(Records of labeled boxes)

((

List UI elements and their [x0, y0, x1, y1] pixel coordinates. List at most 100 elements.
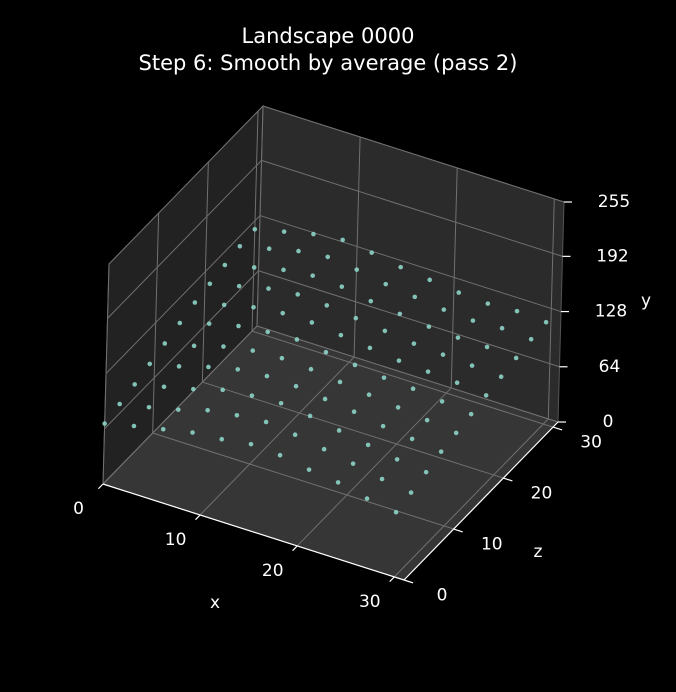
point	[336, 428, 342, 433]
point	[426, 324, 432, 329]
grid-line	[258, 270, 560, 368]
y-axis-label: y	[641, 291, 651, 311]
grid-line	[199, 356, 355, 516]
point	[424, 417, 430, 423]
tick-mark	[195, 514, 201, 521]
point	[278, 400, 284, 406]
point	[427, 277, 433, 283]
point	[236, 283, 242, 289]
y-tick-label: 0	[603, 412, 614, 432]
point	[306, 467, 312, 472]
point	[293, 383, 299, 389]
z-tick-label: 10	[481, 535, 503, 555]
point	[453, 430, 459, 436]
point	[381, 375, 387, 380]
point	[102, 421, 107, 426]
point	[311, 231, 316, 237]
point	[397, 311, 403, 317]
point	[325, 254, 331, 260]
point	[221, 344, 226, 349]
grid-line	[261, 159, 563, 257]
point	[310, 273, 316, 278]
point	[340, 237, 345, 243]
point	[409, 436, 415, 442]
point	[364, 496, 370, 501]
point	[249, 393, 255, 398]
point	[207, 281, 213, 287]
chart-title: Landscape 0000	[242, 24, 415, 48]
point	[234, 412, 240, 418]
grid-line	[251, 330, 554, 428]
grid-line	[102, 263, 110, 485]
tick-mark	[503, 477, 513, 482]
point	[266, 286, 271, 291]
point	[237, 244, 243, 249]
grid-line	[262, 105, 565, 203]
point	[324, 303, 330, 308]
point	[351, 409, 357, 415]
point	[281, 229, 287, 234]
point	[191, 343, 197, 349]
y-tick-label: 64	[599, 357, 621, 377]
point	[485, 301, 491, 306]
point	[322, 396, 328, 402]
point	[309, 320, 315, 325]
point	[368, 298, 374, 304]
point	[250, 348, 256, 353]
y-tick-label: 192	[596, 246, 628, 266]
point	[205, 408, 210, 413]
point	[438, 449, 444, 454]
point	[176, 364, 182, 369]
point	[146, 404, 152, 410]
point	[484, 344, 490, 350]
point	[412, 294, 418, 300]
point	[394, 457, 400, 462]
point	[132, 382, 137, 387]
point	[206, 364, 211, 370]
point	[279, 355, 285, 361]
tick-mark	[97, 483, 104, 490]
z-tick-label: 0	[437, 586, 448, 606]
x-axis-line	[102, 483, 405, 581]
z-axis-label: z	[534, 542, 543, 562]
point	[396, 358, 402, 363]
point	[353, 315, 359, 321]
point	[296, 248, 301, 254]
point	[514, 308, 520, 314]
point	[379, 476, 385, 482]
point	[281, 267, 286, 273]
point	[190, 430, 195, 435]
point	[280, 310, 286, 316]
point	[117, 401, 122, 407]
chart-subtitle: Step 6: Smooth by average (pass 2)	[139, 51, 518, 75]
point	[251, 305, 256, 310]
grid-line	[107, 160, 262, 319]
point	[499, 325, 505, 331]
tick-mark	[403, 579, 414, 584]
z-axis-line	[403, 421, 559, 581]
point	[469, 363, 475, 368]
x-tick-label: 30	[359, 592, 381, 612]
grid-line	[296, 387, 452, 547]
z-tick-label: 20	[531, 484, 553, 504]
grid-line	[152, 432, 454, 530]
y-tick-label: 128	[595, 302, 627, 322]
tick-mark	[453, 528, 463, 533]
point	[308, 366, 314, 372]
point	[147, 361, 153, 367]
point	[161, 384, 167, 390]
point	[441, 307, 447, 312]
tick-mark	[552, 426, 563, 431]
point	[206, 321, 212, 326]
point	[369, 250, 375, 255]
point	[160, 426, 166, 432]
x-tick-label: 0	[73, 499, 84, 519]
point	[192, 300, 198, 305]
grid-line	[202, 381, 504, 479]
point	[456, 290, 462, 295]
point	[455, 335, 461, 340]
point	[236, 323, 241, 329]
point	[335, 480, 341, 485]
point	[398, 264, 403, 270]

))

### What the exercise asks
Can you recast the lines above as a Markdown table with the columns "Number" and "Line," one row per line, skipping any blank lines and leaving out the pictures?

### Exercise output
| Number | Line |
|---|---|
| 1 | List UI elements and their [x0, y0, x1, y1] pixel coordinates. List at most 100 elements. |
| 2 | point	[336, 428, 342, 433] |
| 3 | point	[426, 324, 432, 329] |
| 4 | grid-line	[258, 270, 560, 368] |
| 5 | y-axis-label: y	[641, 291, 651, 311] |
| 6 | grid-line	[199, 356, 355, 516] |
| 7 | point	[424, 417, 430, 423] |
| 8 | tick-mark	[195, 514, 201, 521] |
| 9 | point	[278, 400, 284, 406] |
| 10 | point	[427, 277, 433, 283] |
| 11 | point	[236, 283, 242, 289] |
| 12 | y-tick-label: 0	[603, 412, 614, 432] |
| 13 | point	[306, 467, 312, 472] |
| 14 | point	[293, 383, 299, 389] |
| 15 | z-tick-label: 10	[481, 535, 503, 555] |
| 16 | point	[453, 430, 459, 436] |
| 17 | point	[381, 375, 387, 380] |
| 18 | point	[102, 421, 107, 426] |
| 19 | point	[311, 231, 316, 237] |
| 20 | point	[397, 311, 403, 317] |
| 21 | point	[325, 254, 331, 260] |
| 22 | point	[221, 344, 226, 349] |
| 23 | grid-line	[261, 159, 563, 257] |
| 24 | point	[310, 273, 316, 278] |
| 25 | point	[340, 237, 345, 243] |
| 26 | point	[409, 436, 415, 442] |
| 27 | point	[364, 496, 370, 501] |
| 28 | point	[249, 393, 255, 398] |
| 29 | point	[207, 281, 213, 287] |
| 30 | chart-title: Landscape 0000	[242, 24, 415, 48] |
| 31 | point	[234, 412, 240, 418] |
| 32 | grid-line	[251, 330, 554, 428] |
| 33 | grid-line	[102, 263, 110, 485] |
| 34 | tick-mark	[503, 477, 513, 482] |
| 35 | point	[266, 286, 271, 291] |
| 36 | point	[237, 244, 243, 249] |
| 37 | grid-line	[262, 105, 565, 203] |
| 38 | point	[324, 303, 330, 308] |
| 39 | point	[351, 409, 357, 415] |
| 40 | point	[281, 229, 287, 234] |
| 41 | point	[191, 343, 197, 349] |
| 42 | y-tick-label: 64	[599, 357, 621, 377] |
| 43 | point	[485, 301, 491, 306] |
| 44 | point	[322, 396, 328, 402] |
| 45 | point	[309, 320, 315, 325] |
| 46 | point	[368, 298, 374, 304] |
| 47 | point	[250, 348, 256, 353] |
| 48 | y-tick-label: 192	[596, 246, 628, 266] |
| 49 | point	[205, 408, 210, 413] |
| 50 | point	[438, 449, 444, 454] |
| 51 | point	[176, 364, 182, 369] |
| 52 | point	[146, 404, 152, 410] |
| 53 | point	[484, 344, 490, 350] |
| 54 | point	[412, 294, 418, 300] |
| 55 | point	[394, 457, 400, 462] |
| 56 | point	[132, 382, 137, 387] |
| 57 | point	[206, 364, 211, 370] |
| 58 | point	[279, 355, 285, 361] |
| 59 | tick-mark	[97, 483, 104, 490] |
| 60 | z-tick-label: 0	[437, 586, 448, 606] |
| 61 | x-axis-line	[102, 483, 405, 581] |
| 62 | z-axis-label: z	[534, 542, 543, 562] |
| 63 | point	[396, 358, 402, 363] |
| 64 | point	[353, 315, 359, 321] |
| 65 | point	[296, 248, 301, 254] |
| 66 | point	[514, 308, 520, 314] |
| 67 | point	[379, 476, 385, 482] |
| 68 | point	[281, 267, 286, 273] |
| 69 | point	[190, 430, 195, 435] |
| 70 | point	[280, 310, 286, 316] |
| 71 | point	[117, 401, 122, 407] |
| 72 | chart-subtitle: Step 6: Smooth by average (pass 2)	[139, 51, 518, 75] |
| 73 | point	[251, 305, 256, 310] |
| 74 | grid-line	[107, 160, 262, 319] |
| 75 | point	[499, 325, 505, 331] |
| 76 | tick-mark	[403, 579, 414, 584] |
| 77 | z-axis-line	[403, 421, 559, 581] |
| 78 | point	[469, 363, 475, 368] |
| 79 | x-tick-label: 30	[359, 592, 381, 612] |
| 80 | grid-line	[296, 387, 452, 547] |
| 81 | z-tick-label: 20	[531, 484, 553, 504] |
| 82 | grid-line	[152, 432, 454, 530] |
| 83 | y-tick-label: 128	[595, 302, 627, 322] |
| 84 | tick-mark	[453, 528, 463, 533] |
| 85 | point	[308, 366, 314, 372] |
| 86 | point	[147, 361, 153, 367] |
| 87 | point	[161, 384, 167, 390] |
| 88 | point	[441, 307, 447, 312] |
| 89 | tick-mark	[552, 426, 563, 431] |
| 90 | point	[206, 321, 212, 326] |
| 91 | point	[369, 250, 375, 255] |
| 92 | point	[160, 426, 166, 432] |
| 93 | x-tick-label: 0	[73, 499, 84, 519] |
| 94 | point	[192, 300, 198, 305] |
| 95 | grid-line	[202, 381, 504, 479] |
| 96 | point	[456, 290, 462, 295] |
| 97 | point	[455, 335, 461, 340] |
| 98 | point	[236, 323, 241, 329] |
| 99 | point	[335, 480, 341, 485] |
| 100 | point	[398, 264, 403, 270] |